**Problem:** Gather all lines in the entries below that include the word "JSON".
### Raw data
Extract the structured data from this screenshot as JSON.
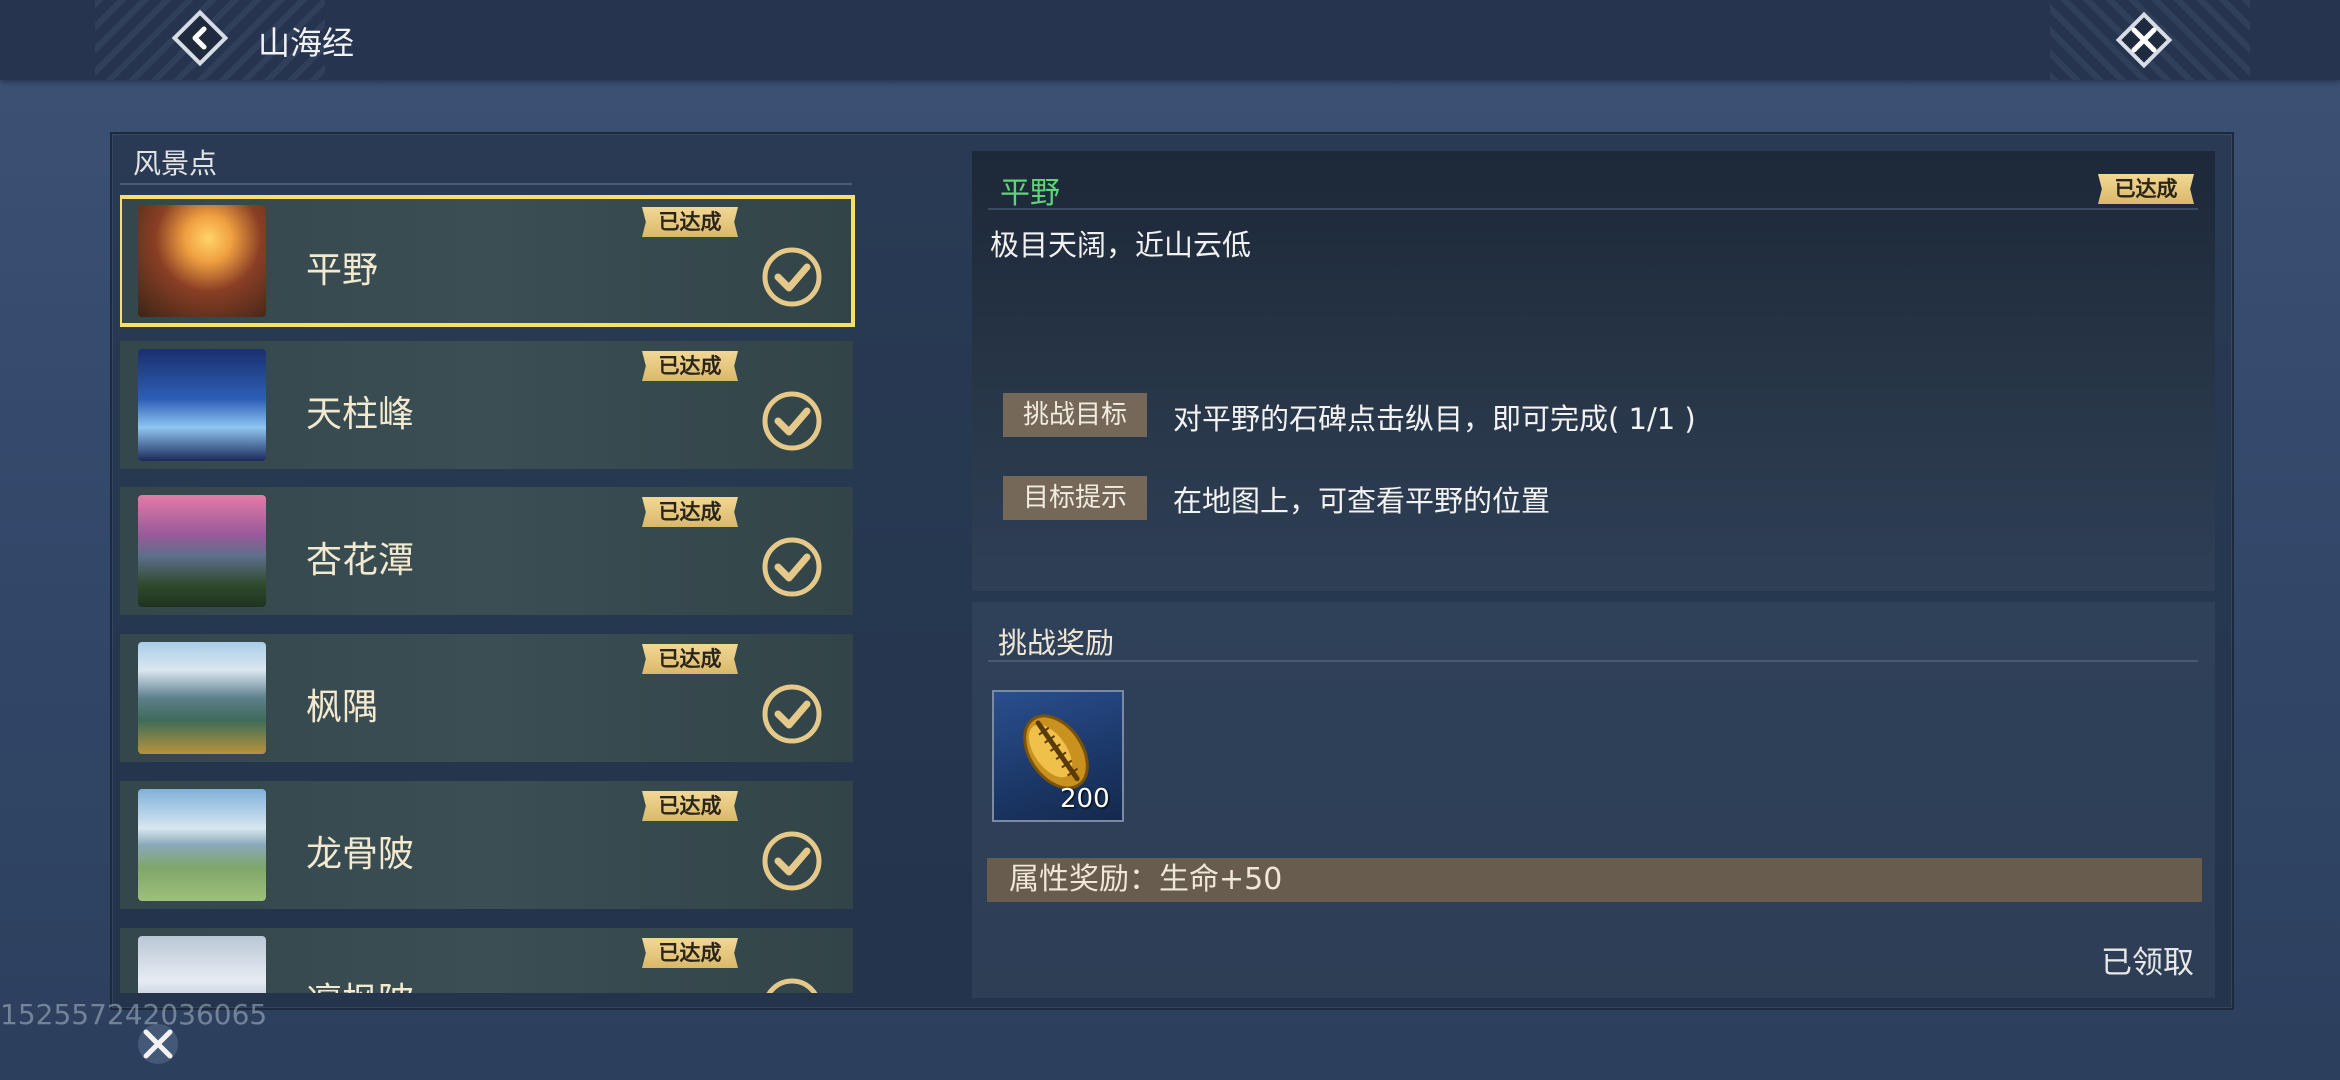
{
  "header": {
    "title": "山海经",
    "back_icon": "back-arrow-icon",
    "close_icon": "close-icon"
  },
  "list": {
    "heading": "风景点",
    "items": [
      {
        "name": "平野",
        "badge": "已达成",
        "thumb_colors": [
          "#f0b04a",
          "#7a3a22",
          "#3b2417"
        ]
      },
      {
        "name": "天柱峰",
        "badge": "已达成",
        "thumb_colors": [
          "#1a2f6e",
          "#3f7ad8",
          "#9bc9f0"
        ]
      },
      {
        "name": "杏花潭",
        "badge": "已达成",
        "thumb_colors": [
          "#e67aa8",
          "#6b3e7a",
          "#2f4a2c"
        ]
      },
      {
        "name": "枫隅",
        "badge": "已达成",
        "thumb_colors": [
          "#9bc4e4",
          "#3e6b6a",
          "#b7943a"
        ]
      },
      {
        "name": "龙骨陂",
        "badge": "已达成",
        "thumb_colors": [
          "#8db9dc",
          "#d8e6f0",
          "#7fa66a"
        ]
      },
      {
        "name": "凛枫陂",
        "badge": "已达成",
        "thumb_colors": [
          "#b9c7d6",
          "#e7ecf2",
          "#6a7f95"
        ]
      }
    ]
  },
  "detail": {
    "name": "平野",
    "badge": "已达成",
    "description": "极目天阔，近山云低",
    "challenge_tag": "挑战目标",
    "challenge_text": "对平野的石碑点击纵目，即可完成( 1/1 )",
    "hint_tag": "目标提示",
    "hint_text": "在地图上，可查看平野的位置"
  },
  "reward": {
    "title": "挑战奖励",
    "item_icon": "gold-shell-icon",
    "item_count": "200",
    "attr_text": "属性奖励：生命+50",
    "status": "已领取"
  },
  "watermark": "1525572420360​65",
  "colors": {
    "accent_green": "#5fd479",
    "badge_gold": "#e3c47c",
    "selected_border": "#f3e16a"
  }
}
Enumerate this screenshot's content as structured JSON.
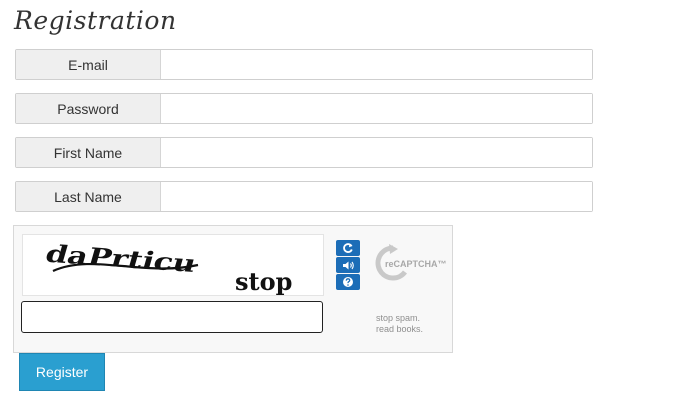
{
  "page": {
    "title": "Registration"
  },
  "form": {
    "fields": [
      {
        "label": "E-mail",
        "value": ""
      },
      {
        "label": "Password",
        "value": ""
      },
      {
        "label": "First Name",
        "value": ""
      },
      {
        "label": "Last Name",
        "value": ""
      }
    ],
    "submit_label": "Register"
  },
  "captcha": {
    "challenge_words": [
      "daPrticu",
      "stop"
    ],
    "response_value": "",
    "logo_text": "reCAPTCHA™",
    "tagline_lines": [
      "stop spam.",
      "read books."
    ],
    "controls": [
      "refresh-icon",
      "audio-icon",
      "help-icon"
    ]
  },
  "colors": {
    "accent": "#2a9fd0",
    "recaptcha_blue": "#1c6db7",
    "label_bg": "#efefef"
  }
}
######
**Response:**
Extract the structured data from this screenshot as JSON.
Enumerate this screenshot's content as structured JSON.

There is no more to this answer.